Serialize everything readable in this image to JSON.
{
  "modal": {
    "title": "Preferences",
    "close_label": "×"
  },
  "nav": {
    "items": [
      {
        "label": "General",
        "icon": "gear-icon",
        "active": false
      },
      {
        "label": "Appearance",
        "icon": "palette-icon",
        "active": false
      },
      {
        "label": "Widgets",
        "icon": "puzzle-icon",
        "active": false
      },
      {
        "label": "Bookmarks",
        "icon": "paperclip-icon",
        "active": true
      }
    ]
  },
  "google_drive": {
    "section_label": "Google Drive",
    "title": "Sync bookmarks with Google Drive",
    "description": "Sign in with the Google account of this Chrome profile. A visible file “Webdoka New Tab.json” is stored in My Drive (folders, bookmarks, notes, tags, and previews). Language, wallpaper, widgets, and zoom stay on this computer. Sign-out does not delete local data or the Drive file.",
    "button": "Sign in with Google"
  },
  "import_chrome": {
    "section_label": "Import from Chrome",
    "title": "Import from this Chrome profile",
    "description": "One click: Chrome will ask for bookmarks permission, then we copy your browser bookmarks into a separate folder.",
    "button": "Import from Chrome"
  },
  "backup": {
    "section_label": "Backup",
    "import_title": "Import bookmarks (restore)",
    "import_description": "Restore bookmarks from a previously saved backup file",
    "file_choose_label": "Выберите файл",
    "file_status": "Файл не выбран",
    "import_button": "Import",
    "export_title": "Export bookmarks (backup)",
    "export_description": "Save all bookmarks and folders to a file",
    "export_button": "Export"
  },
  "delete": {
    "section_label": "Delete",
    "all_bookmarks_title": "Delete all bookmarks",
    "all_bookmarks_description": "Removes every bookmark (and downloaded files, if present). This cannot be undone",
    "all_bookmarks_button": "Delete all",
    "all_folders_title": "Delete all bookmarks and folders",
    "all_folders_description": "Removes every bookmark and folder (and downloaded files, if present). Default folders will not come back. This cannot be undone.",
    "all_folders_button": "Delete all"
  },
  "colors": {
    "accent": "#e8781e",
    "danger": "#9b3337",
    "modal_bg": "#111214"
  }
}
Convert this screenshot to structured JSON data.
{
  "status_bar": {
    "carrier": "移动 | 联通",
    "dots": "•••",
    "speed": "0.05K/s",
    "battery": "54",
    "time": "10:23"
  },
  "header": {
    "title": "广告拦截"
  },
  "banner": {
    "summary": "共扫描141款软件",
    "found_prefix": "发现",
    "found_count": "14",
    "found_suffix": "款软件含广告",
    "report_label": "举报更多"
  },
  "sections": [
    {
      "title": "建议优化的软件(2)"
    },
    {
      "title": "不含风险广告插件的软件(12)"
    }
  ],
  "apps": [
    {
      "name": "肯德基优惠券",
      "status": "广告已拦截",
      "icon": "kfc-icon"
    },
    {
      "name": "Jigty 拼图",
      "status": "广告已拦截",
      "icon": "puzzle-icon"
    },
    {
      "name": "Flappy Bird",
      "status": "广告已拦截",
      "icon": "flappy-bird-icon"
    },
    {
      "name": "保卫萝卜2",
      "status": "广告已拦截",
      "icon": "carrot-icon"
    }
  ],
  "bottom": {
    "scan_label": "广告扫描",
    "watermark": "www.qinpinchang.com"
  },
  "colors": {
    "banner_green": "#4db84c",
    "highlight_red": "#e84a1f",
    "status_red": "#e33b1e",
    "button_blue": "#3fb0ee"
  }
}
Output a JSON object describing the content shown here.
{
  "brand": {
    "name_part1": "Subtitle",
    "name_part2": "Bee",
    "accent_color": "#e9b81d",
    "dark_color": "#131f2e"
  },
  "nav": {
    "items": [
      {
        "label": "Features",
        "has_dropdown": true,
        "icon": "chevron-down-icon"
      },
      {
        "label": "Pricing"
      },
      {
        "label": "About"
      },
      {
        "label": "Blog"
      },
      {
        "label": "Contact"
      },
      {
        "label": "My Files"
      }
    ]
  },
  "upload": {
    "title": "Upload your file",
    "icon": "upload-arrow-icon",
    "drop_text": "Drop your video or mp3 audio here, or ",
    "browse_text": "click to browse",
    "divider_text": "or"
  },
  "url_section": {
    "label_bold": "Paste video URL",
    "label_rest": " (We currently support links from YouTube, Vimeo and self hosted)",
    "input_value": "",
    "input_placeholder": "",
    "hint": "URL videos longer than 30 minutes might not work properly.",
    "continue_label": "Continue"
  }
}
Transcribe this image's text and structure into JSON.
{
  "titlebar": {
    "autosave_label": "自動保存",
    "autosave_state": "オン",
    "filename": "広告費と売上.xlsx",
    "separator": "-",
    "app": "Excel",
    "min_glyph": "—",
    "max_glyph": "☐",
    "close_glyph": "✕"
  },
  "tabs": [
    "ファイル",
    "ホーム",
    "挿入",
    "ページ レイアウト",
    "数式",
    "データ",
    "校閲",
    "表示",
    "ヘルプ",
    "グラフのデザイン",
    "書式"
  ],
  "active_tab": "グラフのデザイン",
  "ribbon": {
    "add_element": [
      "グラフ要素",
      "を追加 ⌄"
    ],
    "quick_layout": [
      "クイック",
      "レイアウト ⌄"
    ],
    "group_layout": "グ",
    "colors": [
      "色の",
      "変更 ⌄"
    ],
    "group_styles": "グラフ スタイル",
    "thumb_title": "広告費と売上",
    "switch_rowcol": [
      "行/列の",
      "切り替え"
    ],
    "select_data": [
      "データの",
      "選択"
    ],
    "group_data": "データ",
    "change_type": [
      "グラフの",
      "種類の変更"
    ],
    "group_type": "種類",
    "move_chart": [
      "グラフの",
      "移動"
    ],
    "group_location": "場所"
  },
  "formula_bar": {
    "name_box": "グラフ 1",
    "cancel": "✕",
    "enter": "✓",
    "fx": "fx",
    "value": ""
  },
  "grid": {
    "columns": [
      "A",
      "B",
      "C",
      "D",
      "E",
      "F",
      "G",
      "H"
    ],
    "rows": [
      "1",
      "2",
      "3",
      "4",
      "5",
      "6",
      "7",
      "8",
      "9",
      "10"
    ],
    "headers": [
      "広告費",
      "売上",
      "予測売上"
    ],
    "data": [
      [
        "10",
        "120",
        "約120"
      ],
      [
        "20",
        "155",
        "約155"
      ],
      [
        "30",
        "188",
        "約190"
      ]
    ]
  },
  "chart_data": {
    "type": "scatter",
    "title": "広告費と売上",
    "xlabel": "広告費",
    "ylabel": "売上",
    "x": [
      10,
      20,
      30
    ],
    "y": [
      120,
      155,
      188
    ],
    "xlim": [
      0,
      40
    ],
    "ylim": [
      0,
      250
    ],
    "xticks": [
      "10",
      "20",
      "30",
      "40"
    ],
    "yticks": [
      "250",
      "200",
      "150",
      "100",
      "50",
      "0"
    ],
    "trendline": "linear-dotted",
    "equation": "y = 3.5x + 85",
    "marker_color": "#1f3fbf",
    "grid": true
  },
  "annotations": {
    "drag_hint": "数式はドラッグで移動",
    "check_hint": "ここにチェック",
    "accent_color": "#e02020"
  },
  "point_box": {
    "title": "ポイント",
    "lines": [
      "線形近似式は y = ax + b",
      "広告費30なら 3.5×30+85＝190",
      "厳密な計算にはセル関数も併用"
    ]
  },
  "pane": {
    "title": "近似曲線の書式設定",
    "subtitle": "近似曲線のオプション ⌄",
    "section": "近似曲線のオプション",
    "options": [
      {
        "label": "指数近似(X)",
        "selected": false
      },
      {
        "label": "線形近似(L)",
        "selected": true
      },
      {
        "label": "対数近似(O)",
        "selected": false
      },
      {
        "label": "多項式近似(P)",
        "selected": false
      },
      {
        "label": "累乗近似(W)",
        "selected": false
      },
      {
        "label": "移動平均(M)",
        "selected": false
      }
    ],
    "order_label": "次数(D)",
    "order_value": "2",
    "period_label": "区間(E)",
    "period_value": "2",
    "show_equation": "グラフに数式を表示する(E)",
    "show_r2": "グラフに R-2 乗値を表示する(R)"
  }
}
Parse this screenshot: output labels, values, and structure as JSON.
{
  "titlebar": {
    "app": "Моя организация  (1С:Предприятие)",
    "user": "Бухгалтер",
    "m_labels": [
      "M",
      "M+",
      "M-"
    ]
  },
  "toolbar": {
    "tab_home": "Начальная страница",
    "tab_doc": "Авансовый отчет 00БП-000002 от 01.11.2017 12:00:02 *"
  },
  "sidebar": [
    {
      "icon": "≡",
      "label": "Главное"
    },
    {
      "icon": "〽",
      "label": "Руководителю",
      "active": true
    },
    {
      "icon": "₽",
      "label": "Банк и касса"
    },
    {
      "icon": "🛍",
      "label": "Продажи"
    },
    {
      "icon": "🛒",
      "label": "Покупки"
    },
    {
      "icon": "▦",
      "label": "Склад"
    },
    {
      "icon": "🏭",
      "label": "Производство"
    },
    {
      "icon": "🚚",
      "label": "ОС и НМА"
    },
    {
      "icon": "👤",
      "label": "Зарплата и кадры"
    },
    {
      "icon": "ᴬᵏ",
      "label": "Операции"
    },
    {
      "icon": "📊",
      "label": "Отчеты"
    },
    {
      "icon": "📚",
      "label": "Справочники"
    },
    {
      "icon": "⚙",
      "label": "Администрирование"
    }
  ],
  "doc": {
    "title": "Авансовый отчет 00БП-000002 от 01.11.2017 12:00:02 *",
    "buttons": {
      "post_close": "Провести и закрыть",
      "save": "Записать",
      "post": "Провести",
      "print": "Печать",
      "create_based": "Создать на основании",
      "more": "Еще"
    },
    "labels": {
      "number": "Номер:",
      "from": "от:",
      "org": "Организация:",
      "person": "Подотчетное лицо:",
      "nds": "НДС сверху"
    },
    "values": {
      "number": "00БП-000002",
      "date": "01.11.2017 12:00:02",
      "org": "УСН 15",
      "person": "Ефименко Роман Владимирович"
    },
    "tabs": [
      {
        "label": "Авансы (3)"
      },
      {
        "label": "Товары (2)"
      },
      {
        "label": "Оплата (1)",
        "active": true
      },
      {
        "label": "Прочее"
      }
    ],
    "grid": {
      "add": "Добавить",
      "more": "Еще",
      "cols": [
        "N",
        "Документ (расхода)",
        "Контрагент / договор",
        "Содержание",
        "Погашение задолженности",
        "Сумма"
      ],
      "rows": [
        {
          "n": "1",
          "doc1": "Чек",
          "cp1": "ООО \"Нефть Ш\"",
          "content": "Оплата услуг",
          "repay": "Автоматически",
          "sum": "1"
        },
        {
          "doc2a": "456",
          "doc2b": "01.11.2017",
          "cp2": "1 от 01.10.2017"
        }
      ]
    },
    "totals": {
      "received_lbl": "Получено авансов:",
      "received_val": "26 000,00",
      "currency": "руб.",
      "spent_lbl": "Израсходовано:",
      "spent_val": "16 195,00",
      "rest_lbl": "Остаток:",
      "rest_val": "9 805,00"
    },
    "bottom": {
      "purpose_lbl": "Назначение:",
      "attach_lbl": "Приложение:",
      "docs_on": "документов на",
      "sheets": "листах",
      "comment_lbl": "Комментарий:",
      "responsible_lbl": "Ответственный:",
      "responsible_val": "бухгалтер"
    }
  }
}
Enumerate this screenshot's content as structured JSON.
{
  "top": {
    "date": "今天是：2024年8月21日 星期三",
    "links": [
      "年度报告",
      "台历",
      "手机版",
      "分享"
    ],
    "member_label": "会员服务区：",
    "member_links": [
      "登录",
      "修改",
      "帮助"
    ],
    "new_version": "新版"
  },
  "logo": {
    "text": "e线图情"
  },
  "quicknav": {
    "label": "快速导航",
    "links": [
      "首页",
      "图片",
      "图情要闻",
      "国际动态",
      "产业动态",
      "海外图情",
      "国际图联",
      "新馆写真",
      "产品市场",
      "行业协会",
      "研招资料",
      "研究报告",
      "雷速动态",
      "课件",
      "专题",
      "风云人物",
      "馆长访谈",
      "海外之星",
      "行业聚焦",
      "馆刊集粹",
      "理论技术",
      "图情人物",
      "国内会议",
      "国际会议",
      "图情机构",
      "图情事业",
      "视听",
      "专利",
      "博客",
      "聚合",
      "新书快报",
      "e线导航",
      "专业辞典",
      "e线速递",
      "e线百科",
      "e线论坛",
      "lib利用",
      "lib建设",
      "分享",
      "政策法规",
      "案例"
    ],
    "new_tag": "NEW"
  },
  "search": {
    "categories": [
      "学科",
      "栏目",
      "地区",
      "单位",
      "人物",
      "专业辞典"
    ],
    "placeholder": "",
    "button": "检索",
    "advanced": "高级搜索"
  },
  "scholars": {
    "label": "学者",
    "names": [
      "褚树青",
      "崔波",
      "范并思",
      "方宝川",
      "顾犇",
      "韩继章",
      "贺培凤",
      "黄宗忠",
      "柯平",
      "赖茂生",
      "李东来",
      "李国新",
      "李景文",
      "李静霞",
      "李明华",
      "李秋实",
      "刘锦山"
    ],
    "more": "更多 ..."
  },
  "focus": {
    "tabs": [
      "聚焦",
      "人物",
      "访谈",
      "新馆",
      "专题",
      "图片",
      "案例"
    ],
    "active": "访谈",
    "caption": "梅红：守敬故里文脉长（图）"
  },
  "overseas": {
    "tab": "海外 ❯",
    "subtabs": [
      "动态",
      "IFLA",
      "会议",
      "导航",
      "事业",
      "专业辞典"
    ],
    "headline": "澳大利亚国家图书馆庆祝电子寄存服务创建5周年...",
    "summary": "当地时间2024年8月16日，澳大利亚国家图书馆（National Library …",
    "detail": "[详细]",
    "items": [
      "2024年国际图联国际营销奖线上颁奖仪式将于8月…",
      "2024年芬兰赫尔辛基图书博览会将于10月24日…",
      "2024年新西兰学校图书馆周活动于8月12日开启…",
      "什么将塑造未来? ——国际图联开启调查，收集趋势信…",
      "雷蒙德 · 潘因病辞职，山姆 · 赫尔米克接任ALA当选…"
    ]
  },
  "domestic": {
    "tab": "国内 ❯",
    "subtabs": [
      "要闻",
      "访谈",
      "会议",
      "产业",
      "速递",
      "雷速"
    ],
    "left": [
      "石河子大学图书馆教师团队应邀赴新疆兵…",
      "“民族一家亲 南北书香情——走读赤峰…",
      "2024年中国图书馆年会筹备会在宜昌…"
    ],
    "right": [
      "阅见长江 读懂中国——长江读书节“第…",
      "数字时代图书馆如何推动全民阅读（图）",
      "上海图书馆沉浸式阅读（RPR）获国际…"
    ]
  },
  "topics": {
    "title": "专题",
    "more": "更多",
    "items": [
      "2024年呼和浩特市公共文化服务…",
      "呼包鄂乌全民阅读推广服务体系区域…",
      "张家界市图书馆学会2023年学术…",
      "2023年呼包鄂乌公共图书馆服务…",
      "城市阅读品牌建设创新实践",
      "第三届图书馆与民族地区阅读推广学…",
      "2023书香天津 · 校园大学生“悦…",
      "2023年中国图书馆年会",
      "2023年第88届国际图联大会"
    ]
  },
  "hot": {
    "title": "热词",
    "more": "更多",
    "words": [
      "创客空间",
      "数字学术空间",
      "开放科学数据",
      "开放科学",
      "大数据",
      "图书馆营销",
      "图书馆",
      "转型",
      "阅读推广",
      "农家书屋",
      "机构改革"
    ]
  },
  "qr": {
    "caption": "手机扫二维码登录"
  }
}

+--

▸ **WHAT YOU NEED TO DO**:
Read the entries and select each line where the word "present" is found.

▸ **RESULT OF THIS EXERCISE**:
    "all_bookmarks_description": "Removes every bookmark (and downloaded files, if present). This cannot be undone",
    "all_folders_description": "Removes every bookmark and folder (and downloaded files, if present). Default folders will not come back. This cannot be undone.",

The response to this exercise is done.